Description of the task ▸
Present the following entries again, word for word and in full.

Figure record listings
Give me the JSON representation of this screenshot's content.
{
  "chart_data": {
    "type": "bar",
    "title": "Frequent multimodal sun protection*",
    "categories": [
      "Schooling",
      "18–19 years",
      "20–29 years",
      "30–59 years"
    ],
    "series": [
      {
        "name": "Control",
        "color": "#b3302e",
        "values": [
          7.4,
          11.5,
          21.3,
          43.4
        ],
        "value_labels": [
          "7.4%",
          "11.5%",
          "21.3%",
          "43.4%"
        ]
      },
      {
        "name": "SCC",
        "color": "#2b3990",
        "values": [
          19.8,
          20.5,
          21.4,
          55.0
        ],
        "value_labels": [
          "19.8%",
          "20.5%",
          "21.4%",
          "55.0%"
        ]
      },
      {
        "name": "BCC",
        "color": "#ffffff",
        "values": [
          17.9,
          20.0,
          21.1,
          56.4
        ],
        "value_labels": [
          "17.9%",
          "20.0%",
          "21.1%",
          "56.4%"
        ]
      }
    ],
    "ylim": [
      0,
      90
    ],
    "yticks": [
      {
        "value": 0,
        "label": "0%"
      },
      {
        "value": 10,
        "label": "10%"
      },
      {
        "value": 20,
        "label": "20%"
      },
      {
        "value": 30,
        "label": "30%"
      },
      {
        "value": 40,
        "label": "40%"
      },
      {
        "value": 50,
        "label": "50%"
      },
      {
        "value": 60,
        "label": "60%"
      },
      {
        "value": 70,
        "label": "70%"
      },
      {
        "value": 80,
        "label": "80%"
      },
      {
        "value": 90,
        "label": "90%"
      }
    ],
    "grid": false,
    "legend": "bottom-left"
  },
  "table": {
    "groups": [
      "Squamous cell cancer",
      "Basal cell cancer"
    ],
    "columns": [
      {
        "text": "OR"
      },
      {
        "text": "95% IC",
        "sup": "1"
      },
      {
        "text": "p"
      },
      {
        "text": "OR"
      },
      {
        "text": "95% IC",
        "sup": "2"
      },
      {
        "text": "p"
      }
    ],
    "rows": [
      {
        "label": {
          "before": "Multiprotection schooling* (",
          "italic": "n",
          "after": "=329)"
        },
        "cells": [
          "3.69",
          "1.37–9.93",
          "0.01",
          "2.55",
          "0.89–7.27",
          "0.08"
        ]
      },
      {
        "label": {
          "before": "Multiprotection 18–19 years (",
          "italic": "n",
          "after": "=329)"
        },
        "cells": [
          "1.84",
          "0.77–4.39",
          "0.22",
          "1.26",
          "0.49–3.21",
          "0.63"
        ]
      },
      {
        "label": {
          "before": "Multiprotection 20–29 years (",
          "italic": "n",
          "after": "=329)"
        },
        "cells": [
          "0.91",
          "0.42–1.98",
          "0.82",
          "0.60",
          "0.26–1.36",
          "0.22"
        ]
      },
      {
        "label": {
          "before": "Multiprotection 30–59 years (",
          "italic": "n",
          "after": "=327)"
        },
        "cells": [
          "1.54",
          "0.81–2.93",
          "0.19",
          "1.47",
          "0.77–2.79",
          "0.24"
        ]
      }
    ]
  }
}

The solution ▸
Give me the JSON representation of this screenshot's content.
{
  "chart_data": {
    "type": "bar",
    "title": "Frequent multimodal sun protection*",
    "categories": [
      "Schooling",
      "18–19 years",
      "20–29 years",
      "30–59 years"
    ],
    "series": [
      {
        "name": "Control",
        "color": "#b3302e",
        "values": [
          7.4,
          11.5,
          21.3,
          43.4
        ],
        "value_labels": [
          "7.4%",
          "11.5%",
          "21.3%",
          "43.4%"
        ]
      },
      {
        "name": "SCC",
        "color": "#2b3990",
        "values": [
          19.8,
          20.5,
          21.4,
          55.0
        ],
        "value_labels": [
          "19.8%",
          "20.5%",
          "21.4%",
          "55.0%"
        ]
      },
      {
        "name": "BCC",
        "color": "#ffffff",
        "values": [
          17.9,
          20.0,
          21.1,
          56.4
        ],
        "value_labels": [
          "17.9%",
          "20.0%",
          "21.1%",
          "56.4%"
        ]
      }
    ],
    "ylim": [
      0,
      90
    ],
    "yticks": [
      {
        "value": 0,
        "label": "0%"
      },
      {
        "value": 10,
        "label": "10%"
      },
      {
        "value": 20,
        "label": "20%"
      },
      {
        "value": 30,
        "label": "30%"
      },
      {
        "value": 40,
        "label": "40%"
      },
      {
        "value": 50,
        "label": "50%"
      },
      {
        "value": 60,
        "label": "60%"
      },
      {
        "value": 70,
        "label": "70%"
      },
      {
        "value": 80,
        "label": "80%"
      },
      {
        "value": 90,
        "label": "90%"
      }
    ],
    "grid": false,
    "legend": "bottom-left"
  },
  "table": {
    "groups": [
      "Squamous cell cancer",
      "Basal cell cancer"
    ],
    "columns": [
      {
        "text": "OR"
      },
      {
        "text": "95% IC",
        "sup": "1"
      },
      {
        "text": "p"
      },
      {
        "text": "OR"
      },
      {
        "text": "95% IC",
        "sup": "2"
      },
      {
        "text": "p"
      }
    ],
    "rows": [
      {
        "label": {
          "before": "Multiprotection schooling* (",
          "italic": "n",
          "after": "=329)"
        },
        "cells": [
          "3.69",
          "1.37–9.93",
          "0.01",
          "2.55",
          "0.89–7.27",
          "0.08"
        ]
      },
      {
        "label": {
          "before": "Multiprotection 18–19 years (",
          "italic": "n",
          "after": "=329)"
        },
        "cells": [
          "1.84",
          "0.77–4.39",
          "0.22",
          "1.26",
          "0.49–3.21",
          "0.63"
        ]
      },
      {
        "label": {
          "before": "Multiprotection 20–29 years (",
          "italic": "n",
          "after": "=329)"
        },
        "cells": [
          "0.91",
          "0.42–1.98",
          "0.82",
          "0.60",
          "0.26–1.36",
          "0.22"
        ]
      },
      {
        "label": {
          "before": "Multiprotection 30–59 years (",
          "italic": "n",
          "after": "=327)"
        },
        "cells": [
          "1.54",
          "0.81–2.93",
          "0.19",
          "1.47",
          "0.77–2.79",
          "0.24"
        ]
      }
    ]
  }
}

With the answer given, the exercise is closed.